- [Work to complete] Reproduce the material in full, unchanged.

Start

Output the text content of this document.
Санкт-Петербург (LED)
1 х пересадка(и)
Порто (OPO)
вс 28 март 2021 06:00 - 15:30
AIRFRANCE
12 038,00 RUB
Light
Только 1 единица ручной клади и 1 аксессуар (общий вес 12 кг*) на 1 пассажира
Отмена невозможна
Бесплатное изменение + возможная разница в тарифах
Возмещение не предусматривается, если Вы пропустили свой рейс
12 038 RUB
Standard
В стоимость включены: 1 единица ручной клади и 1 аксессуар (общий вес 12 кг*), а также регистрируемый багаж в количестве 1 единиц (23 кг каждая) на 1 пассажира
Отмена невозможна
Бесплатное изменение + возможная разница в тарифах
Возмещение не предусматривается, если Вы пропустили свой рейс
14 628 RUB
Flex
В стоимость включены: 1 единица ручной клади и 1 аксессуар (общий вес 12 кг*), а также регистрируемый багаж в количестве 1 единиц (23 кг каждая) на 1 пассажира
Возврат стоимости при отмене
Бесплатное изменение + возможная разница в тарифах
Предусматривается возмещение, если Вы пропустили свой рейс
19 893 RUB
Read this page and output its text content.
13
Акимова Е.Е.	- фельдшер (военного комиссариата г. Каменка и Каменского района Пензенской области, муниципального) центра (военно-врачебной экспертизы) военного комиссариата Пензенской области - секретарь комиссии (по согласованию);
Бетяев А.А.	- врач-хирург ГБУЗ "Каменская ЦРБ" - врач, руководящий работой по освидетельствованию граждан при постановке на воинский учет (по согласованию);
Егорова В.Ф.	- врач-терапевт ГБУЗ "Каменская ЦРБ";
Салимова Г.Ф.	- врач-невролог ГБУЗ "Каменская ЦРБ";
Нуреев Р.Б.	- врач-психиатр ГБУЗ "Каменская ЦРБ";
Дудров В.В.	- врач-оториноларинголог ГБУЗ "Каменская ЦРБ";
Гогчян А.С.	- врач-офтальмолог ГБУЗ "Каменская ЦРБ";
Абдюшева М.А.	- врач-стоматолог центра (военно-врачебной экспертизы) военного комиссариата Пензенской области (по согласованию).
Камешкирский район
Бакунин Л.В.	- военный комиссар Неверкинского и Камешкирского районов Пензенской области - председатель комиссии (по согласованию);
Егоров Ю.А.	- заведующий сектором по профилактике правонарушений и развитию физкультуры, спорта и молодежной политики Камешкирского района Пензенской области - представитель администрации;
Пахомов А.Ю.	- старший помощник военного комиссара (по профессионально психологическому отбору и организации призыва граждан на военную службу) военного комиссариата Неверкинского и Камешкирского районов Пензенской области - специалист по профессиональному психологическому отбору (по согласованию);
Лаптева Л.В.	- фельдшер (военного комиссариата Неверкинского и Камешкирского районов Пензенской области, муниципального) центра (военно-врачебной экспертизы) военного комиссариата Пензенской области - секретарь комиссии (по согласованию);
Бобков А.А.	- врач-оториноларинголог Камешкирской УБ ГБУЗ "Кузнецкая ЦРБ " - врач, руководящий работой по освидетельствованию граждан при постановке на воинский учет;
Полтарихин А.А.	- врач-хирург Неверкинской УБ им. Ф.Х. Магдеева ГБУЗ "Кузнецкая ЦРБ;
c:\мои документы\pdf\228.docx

End

- [Task output]
Output the text content of this document.
Санкт-Петербург (LED)
1 х пересадка(и)
Порто (OPO)
вс 28 март 2021 06:00 - 15:30
AIRFRANCE
12 038,00 RUB
Light
Только 1 единица ручной клади и 1 аксессуар (общий вес 12 кг*) на 1 пассажира
Отмена невозможна
Бесплатное изменение + возможная разница в тарифах
Возмещение не предусматривается, если Вы пропустили свой рейс
12 038 RUB
Standard
В стоимость включены: 1 единица ручной клади и 1 аксессуар (общий вес 12 кг*), а также регистрируемый багаж в количестве 1 единиц (23 кг каждая) на 1 пассажира
Отмена невозможна
Бесплатное изменение + возможная разница в тарифах
Возмещение не предусматривается, если Вы пропустили свой рейс
14 628 RUB
Flex
В стоимость включены: 1 единица ручной клади и 1 аксессуар (общий вес 12 кг*), а также регистрируемый багаж в количестве 1 единиц (23 кг каждая) на 1 пассажира
Возврат стоимости при отмене
Бесплатное изменение + возможная разница в тарифах
Предусматривается возмещение, если Вы пропустили свой рейс
19 893 RUB
Read this page and output its text content.
13
Акимова Е.Е.	- фельдшер (военного комиссариата г. Каменка и Каменского района Пензенской области, муниципального) центра (военно-врачебной экспертизы) военного комиссариата Пензенской области - секретарь комиссии (по согласованию);
Бетяев А.А.	- врач-хирург ГБУЗ "Каменская ЦРБ" - врач, руководящий работой по освидетельствованию граждан при постановке на воинский учет (по согласованию);
Егорова В.Ф.	- врач-терапевт ГБУЗ "Каменская ЦРБ";
Салимова Г.Ф.	- врач-невролог ГБУЗ "Каменская ЦРБ";
Нуреев Р.Б.	- врач-психиатр ГБУЗ "Каменская ЦРБ";
Дудров В.В.	- врач-оториноларинголог ГБУЗ "Каменская ЦРБ";
Гогчян А.С.	- врач-офтальмолог ГБУЗ "Каменская ЦРБ";
Абдюшева М.А.	- врач-стоматолог центра (военно-врачебной экспертизы) военного комиссариата Пензенской области (по согласованию).
Камешкирский район
Бакунин Л.В.	- военный комиссар Неверкинского и Камешкирского районов Пензенской области - председатель комиссии (по согласованию);
Егоров Ю.А.	- заведующий сектором по профилактике правонарушений и развитию физкультуры, спорта и молодежной политики Камешкирского района Пензенской области - представитель администрации;
Пахомов А.Ю.	- старший помощник военного комиссара (по профессионально психологическому отбору и организации призыва граждан на военную службу) военного комиссариата Неверкинского и Камешкирского районов Пензенской области - специалист по профессиональному психологическому отбору (по согласованию);
Лаптева Л.В.	- фельдшер (военного комиссариата Неверкинского и Камешкирского районов Пензенской области, муниципального) центра (военно-врачебной экспертизы) военного комиссариата Пензенской области - секретарь комиссии (по согласованию);
Бобков А.А.	- врач-оториноларинголог Камешкирской УБ ГБУЗ "Кузнецкая ЦРБ " - врач, руководящий работой по освидетельствованию граждан при постановке на воинский учет;
Полтарихин А.А.	- врач-хирург Неверкинской УБ им. Ф.Х. Магдеева ГБУЗ "Кузнецкая ЦРБ;
c:\мои документы\pdf\228.docx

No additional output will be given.